■ Supplied data:
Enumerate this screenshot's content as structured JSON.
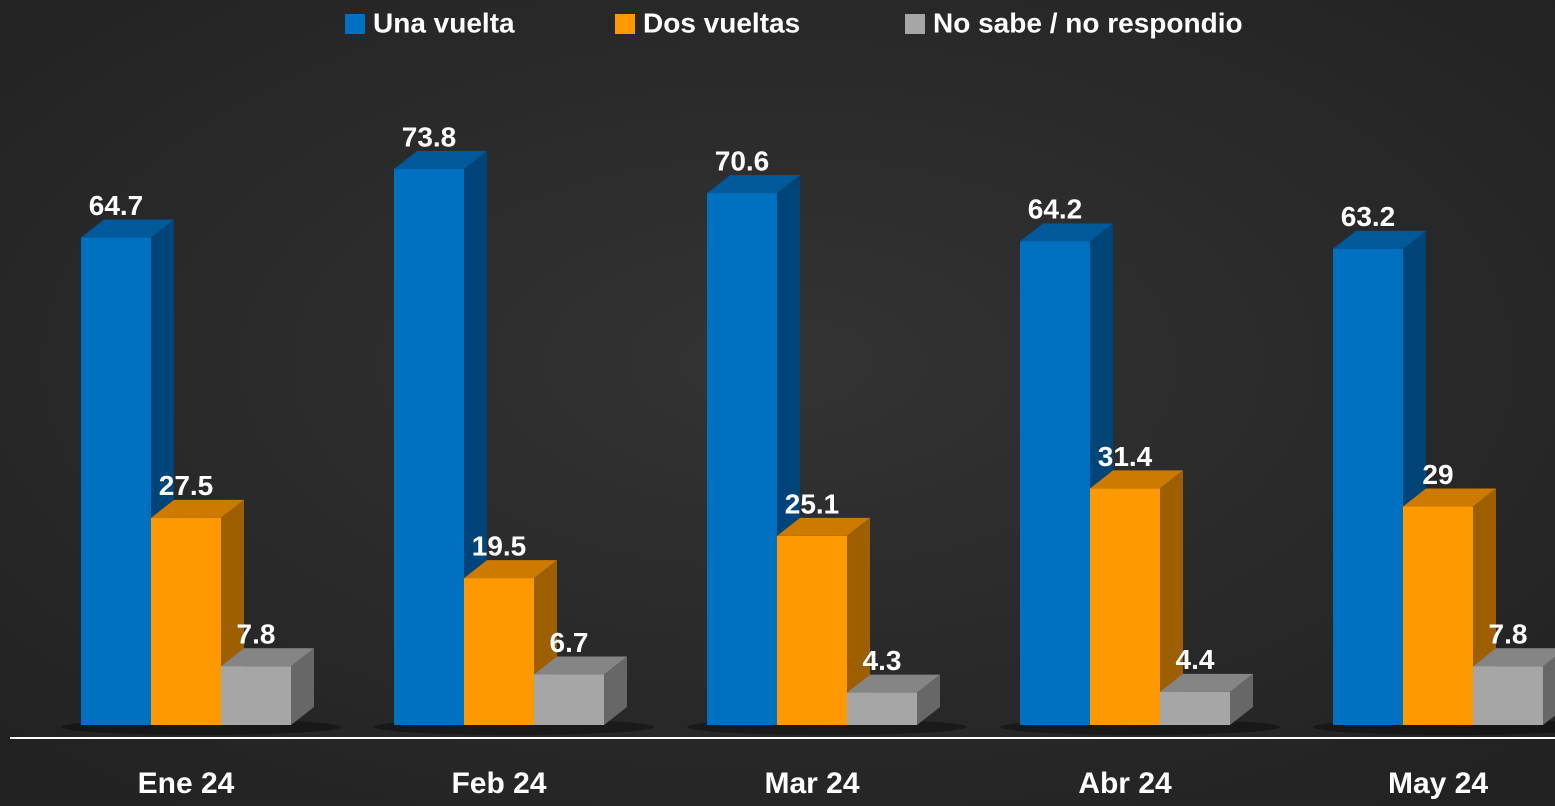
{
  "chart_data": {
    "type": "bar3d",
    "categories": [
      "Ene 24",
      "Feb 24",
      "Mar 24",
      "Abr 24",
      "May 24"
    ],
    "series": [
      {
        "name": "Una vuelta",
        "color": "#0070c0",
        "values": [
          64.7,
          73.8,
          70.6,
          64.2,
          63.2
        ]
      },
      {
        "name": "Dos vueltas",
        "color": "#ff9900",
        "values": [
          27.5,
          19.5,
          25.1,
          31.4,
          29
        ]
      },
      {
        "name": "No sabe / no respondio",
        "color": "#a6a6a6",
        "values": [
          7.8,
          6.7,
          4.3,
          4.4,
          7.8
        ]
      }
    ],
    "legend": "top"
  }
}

■ The problem:
Output the entries above exactly, without their pictures.

■ Finished answer:
Enumerate this screenshot's content as structured JSON.
{
  "chart_data": {
    "type": "bar3d",
    "categories": [
      "Ene 24",
      "Feb 24",
      "Mar 24",
      "Abr 24",
      "May 24"
    ],
    "series": [
      {
        "name": "Una vuelta",
        "color": "#0070c0",
        "values": [
          64.7,
          73.8,
          70.6,
          64.2,
          63.2
        ]
      },
      {
        "name": "Dos vueltas",
        "color": "#ff9900",
        "values": [
          27.5,
          19.5,
          25.1,
          31.4,
          29
        ]
      },
      {
        "name": "No sabe / no respondio",
        "color": "#a6a6a6",
        "values": [
          7.8,
          6.7,
          4.3,
          4.4,
          7.8
        ]
      }
    ],
    "legend": "top"
  }
}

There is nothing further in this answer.